# WHAT IS ASKED:
Each entry below is to be printed verbatim.
>> Start STORED DATA
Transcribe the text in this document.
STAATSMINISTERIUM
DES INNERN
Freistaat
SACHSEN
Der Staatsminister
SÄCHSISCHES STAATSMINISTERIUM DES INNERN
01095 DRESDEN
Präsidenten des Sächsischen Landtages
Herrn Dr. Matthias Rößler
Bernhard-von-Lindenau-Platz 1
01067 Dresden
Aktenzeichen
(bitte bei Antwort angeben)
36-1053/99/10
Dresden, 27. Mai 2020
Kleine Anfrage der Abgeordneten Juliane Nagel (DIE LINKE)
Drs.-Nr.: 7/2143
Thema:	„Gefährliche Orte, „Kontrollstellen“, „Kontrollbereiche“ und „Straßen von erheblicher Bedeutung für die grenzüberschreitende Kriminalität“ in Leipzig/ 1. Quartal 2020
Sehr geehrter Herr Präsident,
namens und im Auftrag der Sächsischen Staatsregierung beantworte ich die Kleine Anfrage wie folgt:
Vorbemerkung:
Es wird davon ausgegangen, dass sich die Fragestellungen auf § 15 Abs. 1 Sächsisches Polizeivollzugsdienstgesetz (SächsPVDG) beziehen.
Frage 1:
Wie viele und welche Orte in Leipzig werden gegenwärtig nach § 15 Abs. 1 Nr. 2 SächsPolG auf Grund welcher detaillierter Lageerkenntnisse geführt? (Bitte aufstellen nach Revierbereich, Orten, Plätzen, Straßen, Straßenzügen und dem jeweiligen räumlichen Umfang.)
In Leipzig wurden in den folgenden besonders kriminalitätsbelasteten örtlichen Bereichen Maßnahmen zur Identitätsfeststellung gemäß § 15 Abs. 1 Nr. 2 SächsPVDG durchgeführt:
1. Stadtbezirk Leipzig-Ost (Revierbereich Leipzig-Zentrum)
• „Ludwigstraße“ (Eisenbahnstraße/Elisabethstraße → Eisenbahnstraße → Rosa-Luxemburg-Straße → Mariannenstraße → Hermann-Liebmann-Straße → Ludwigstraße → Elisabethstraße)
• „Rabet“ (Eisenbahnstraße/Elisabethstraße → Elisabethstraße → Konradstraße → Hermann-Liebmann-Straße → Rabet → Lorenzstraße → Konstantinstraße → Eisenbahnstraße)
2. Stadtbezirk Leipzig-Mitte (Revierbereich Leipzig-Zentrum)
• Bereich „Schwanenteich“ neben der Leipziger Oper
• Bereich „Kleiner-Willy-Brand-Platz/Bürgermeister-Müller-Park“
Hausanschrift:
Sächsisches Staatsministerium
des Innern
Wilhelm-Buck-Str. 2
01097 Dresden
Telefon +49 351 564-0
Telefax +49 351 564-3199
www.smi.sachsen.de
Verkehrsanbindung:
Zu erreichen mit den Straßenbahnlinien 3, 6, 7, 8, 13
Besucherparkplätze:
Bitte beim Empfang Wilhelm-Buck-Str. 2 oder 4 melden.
>> End STORED DATA
# THE SOLUTION:
Transcribe the text in this document.
STAATSMINISTERIUM
DES INNERN
Freistaat
SACHSEN
Der Staatsminister
SÄCHSISCHES STAATSMINISTERIUM DES INNERN
01095 DRESDEN
Präsidenten des Sächsischen Landtages
Herrn Dr. Matthias Rößler
Bernhard-von-Lindenau-Platz 1
01067 Dresden
Aktenzeichen
(bitte bei Antwort angeben)
36-1053/99/10
Dresden, 27. Mai 2020
Kleine Anfrage der Abgeordneten Juliane Nagel (DIE LINKE)
Drs.-Nr.: 7/2143
Thema:	„Gefährliche Orte, „Kontrollstellen“, „Kontrollbereiche“ und „Straßen von erheblicher Bedeutung für die grenzüberschreitende Kriminalität“ in Leipzig/ 1. Quartal 2020
Sehr geehrter Herr Präsident,
namens und im Auftrag der Sächsischen Staatsregierung beantworte ich die Kleine Anfrage wie folgt:
Vorbemerkung:
Es wird davon ausgegangen, dass sich die Fragestellungen auf § 15 Abs. 1 Sächsisches Polizeivollzugsdienstgesetz (SächsPVDG) beziehen.
Frage 1:
Wie viele und welche Orte in Leipzig werden gegenwärtig nach § 15 Abs. 1 Nr. 2 SächsPolG auf Grund welcher detaillierter Lageerkenntnisse geführt? (Bitte aufstellen nach Revierbereich, Orten, Plätzen, Straßen, Straßenzügen und dem jeweiligen räumlichen Umfang.)
In Leipzig wurden in den folgenden besonders kriminalitätsbelasteten örtlichen Bereichen Maßnahmen zur Identitätsfeststellung gemäß § 15 Abs. 1 Nr. 2 SächsPVDG durchgeführt:
1. Stadtbezirk Leipzig-Ost (Revierbereich Leipzig-Zentrum)
• „Ludwigstraße“ (Eisenbahnstraße/Elisabethstraße → Eisenbahnstraße → Rosa-Luxemburg-Straße → Mariannenstraße → Hermann-Liebmann-Straße → Ludwigstraße → Elisabethstraße)
• „Rabet“ (Eisenbahnstraße/Elisabethstraße → Elisabethstraße → Konradstraße → Hermann-Liebmann-Straße → Rabet → Lorenzstraße → Konstantinstraße → Eisenbahnstraße)
2. Stadtbezirk Leipzig-Mitte (Revierbereich Leipzig-Zentrum)
• Bereich „Schwanenteich“ neben der Leipziger Oper
• Bereich „Kleiner-Willy-Brand-Platz/Bürgermeister-Müller-Park“
Hausanschrift:
Sächsisches Staatsministerium
des Innern
Wilhelm-Buck-Str. 2
01097 Dresden
Telefon +49 351 564-0
Telefax +49 351 564-3199
www.smi.sachsen.de
Verkehrsanbindung:
Zu erreichen mit den Straßenbahnlinien 3, 6, 7, 8, 13
Besucherparkplätze:
Bitte beim Empfang Wilhelm-Buck-Str. 2 oder 4 melden.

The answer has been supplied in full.